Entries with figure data

....................

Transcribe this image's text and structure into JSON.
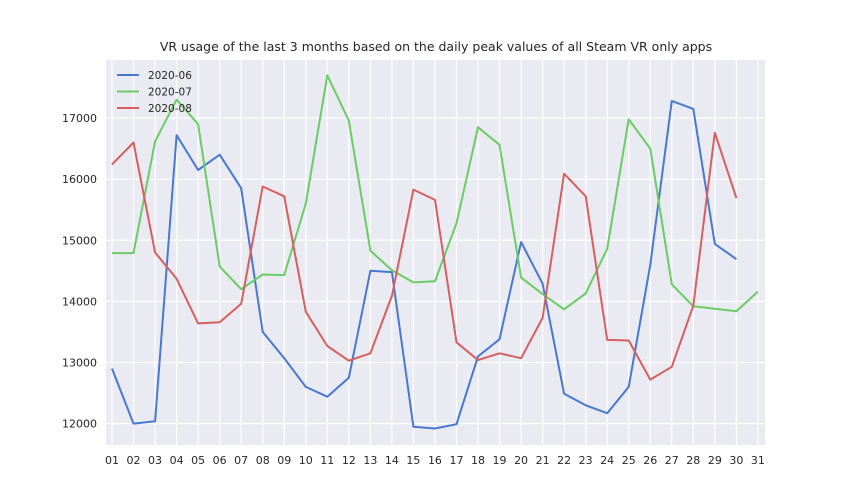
{
  "chart_data": {
    "type": "line",
    "title": "VR usage of the last 3 months based on the daily peak values of all Steam VR only apps",
    "xlabel": "",
    "ylabel": "",
    "categories": [
      "01",
      "02",
      "03",
      "04",
      "05",
      "06",
      "07",
      "08",
      "09",
      "10",
      "11",
      "12",
      "13",
      "14",
      "15",
      "16",
      "17",
      "18",
      "19",
      "20",
      "21",
      "22",
      "23",
      "24",
      "25",
      "26",
      "27",
      "28",
      "29",
      "30",
      "31"
    ],
    "ylim": [
      11650,
      17950
    ],
    "yticks": [
      12000,
      13000,
      14000,
      15000,
      16000,
      17000
    ],
    "grid": true,
    "legend_position": "top-left",
    "series": [
      {
        "name": "2020-06",
        "color": "#4878d0",
        "values": [
          12900,
          12000,
          12040,
          16720,
          16150,
          16400,
          15850,
          13500,
          13070,
          12600,
          12440,
          12750,
          14500,
          14480,
          11950,
          11920,
          11990,
          13100,
          13380,
          14970,
          14290,
          12490,
          12300,
          12170,
          12600,
          14600,
          17280,
          17150,
          14940,
          14690,
          null
        ]
      },
      {
        "name": "2020-07",
        "color": "#6acc64",
        "values": [
          14790,
          14790,
          16620,
          17300,
          16900,
          14570,
          14200,
          14440,
          14430,
          15600,
          17700,
          16960,
          14830,
          14510,
          14310,
          14330,
          15280,
          16850,
          16560,
          14390,
          14120,
          13870,
          14130,
          14860,
          16980,
          16500,
          14280,
          13920,
          13880,
          13840,
          14160
        ]
      },
      {
        "name": "2020-08",
        "color": "#d65f5f",
        "values": [
          16240,
          16600,
          14800,
          14370,
          13640,
          13660,
          13960,
          15880,
          15720,
          13830,
          13270,
          13030,
          13150,
          14090,
          15830,
          15660,
          13330,
          13040,
          13150,
          13070,
          13730,
          16090,
          15720,
          13370,
          13360,
          12720,
          12930,
          13930,
          16760,
          15690,
          null
        ]
      }
    ]
  }
}
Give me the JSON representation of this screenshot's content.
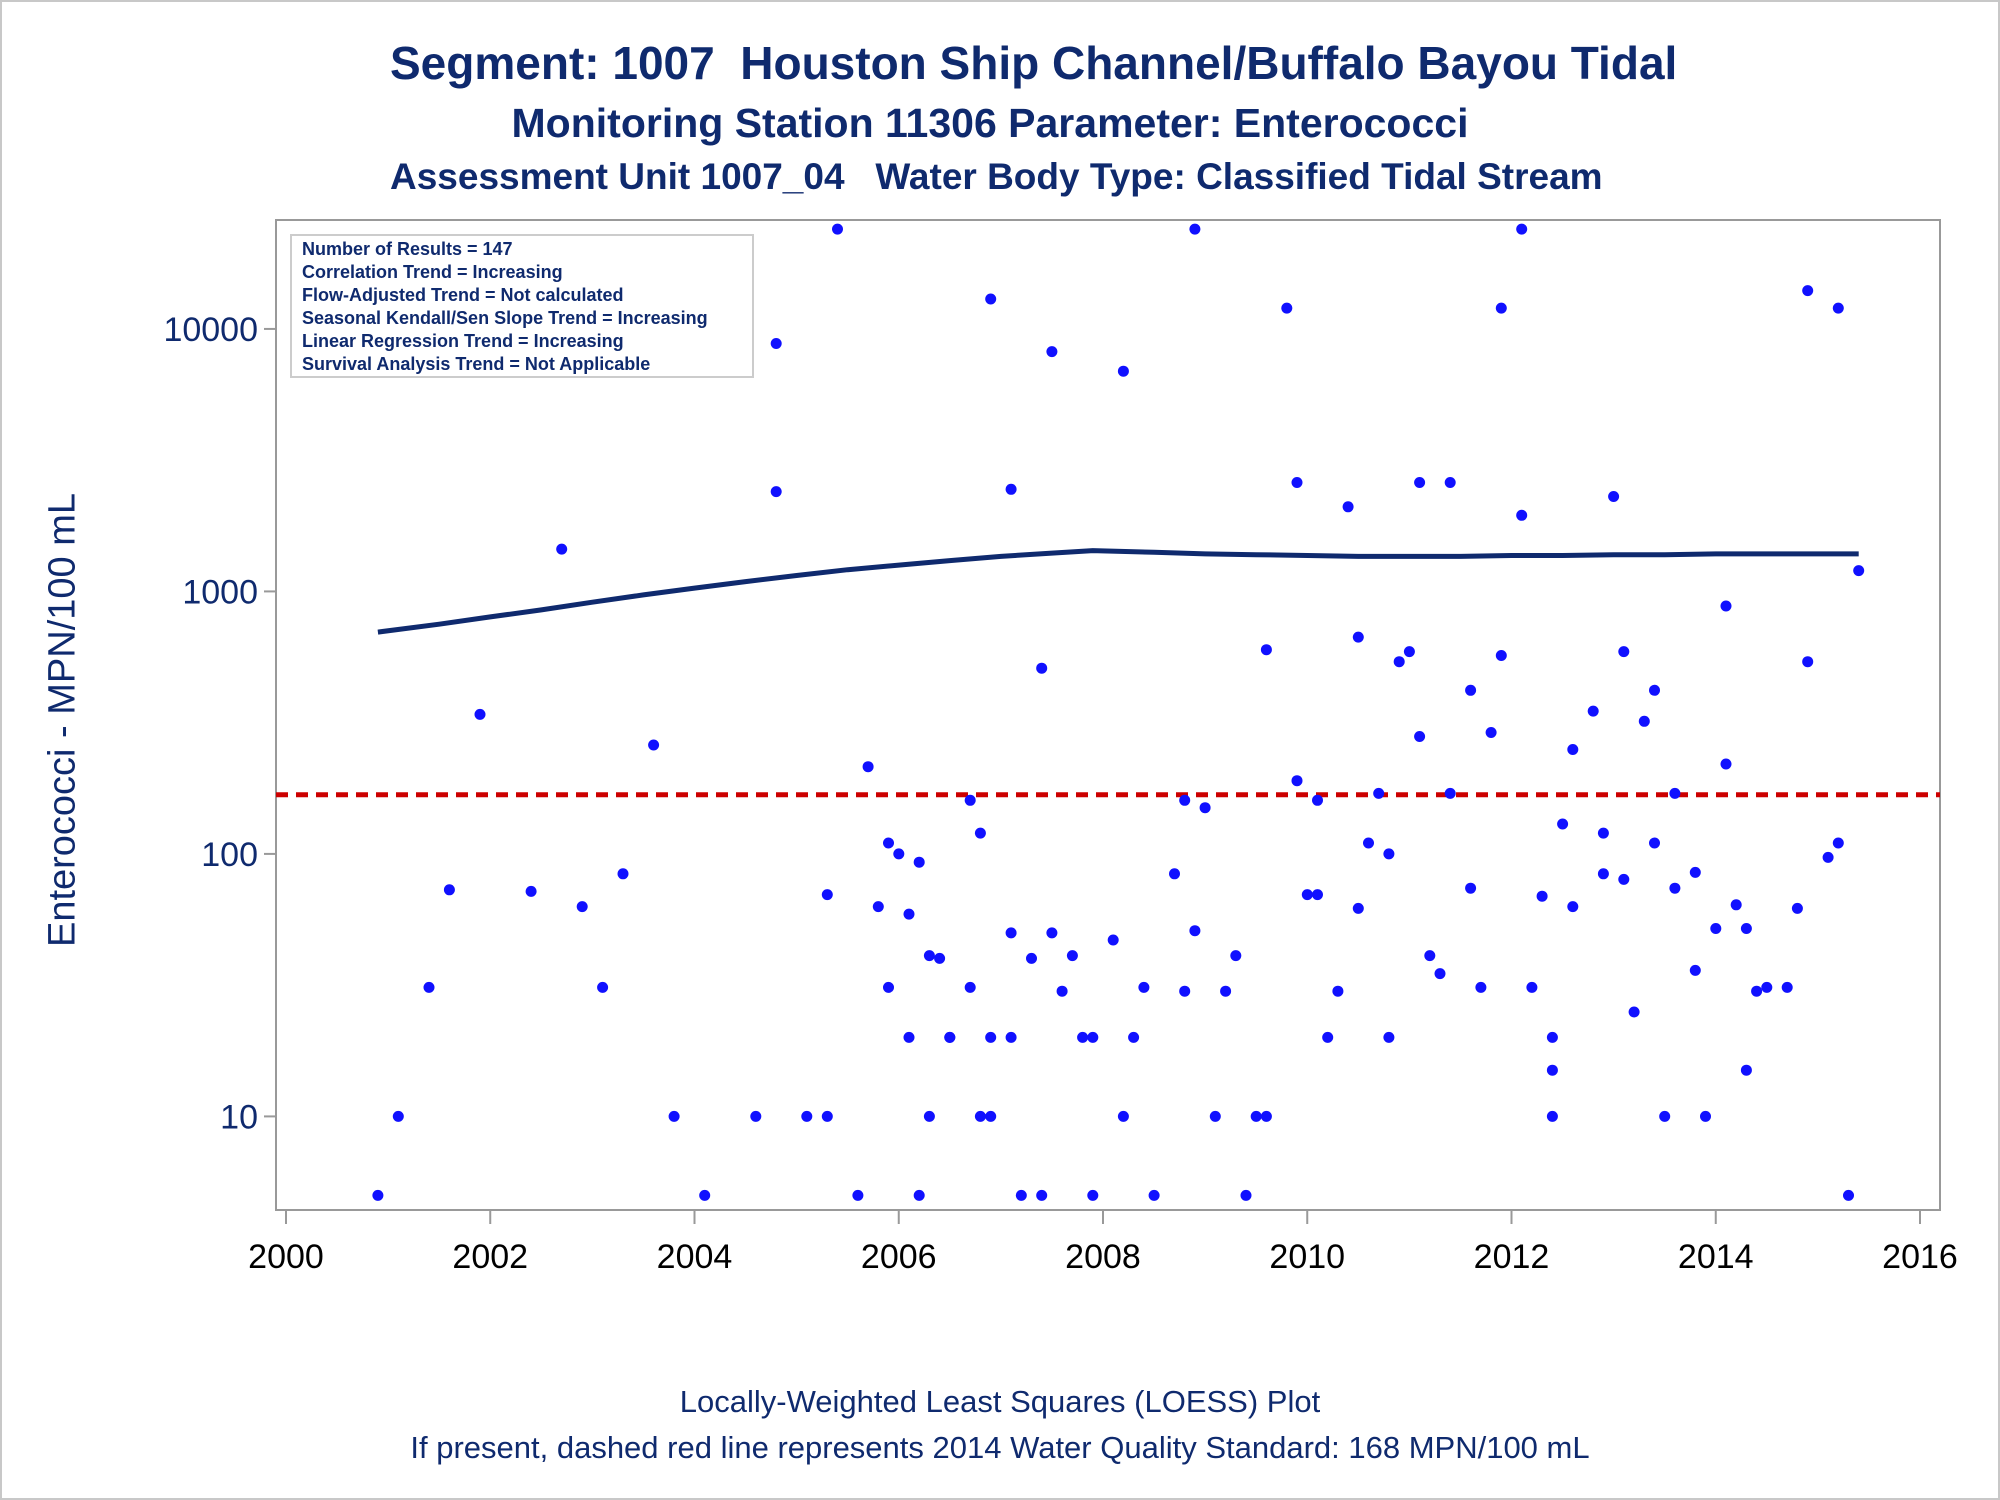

....................

> _TASK TO CARRY OUT_
Find the word "color" and list each line it appears in.

> _RESPONSE TO THE TASK_
        "color": "#4878d0",
        "color": "#6acc64",
        "color": "#d65f5f",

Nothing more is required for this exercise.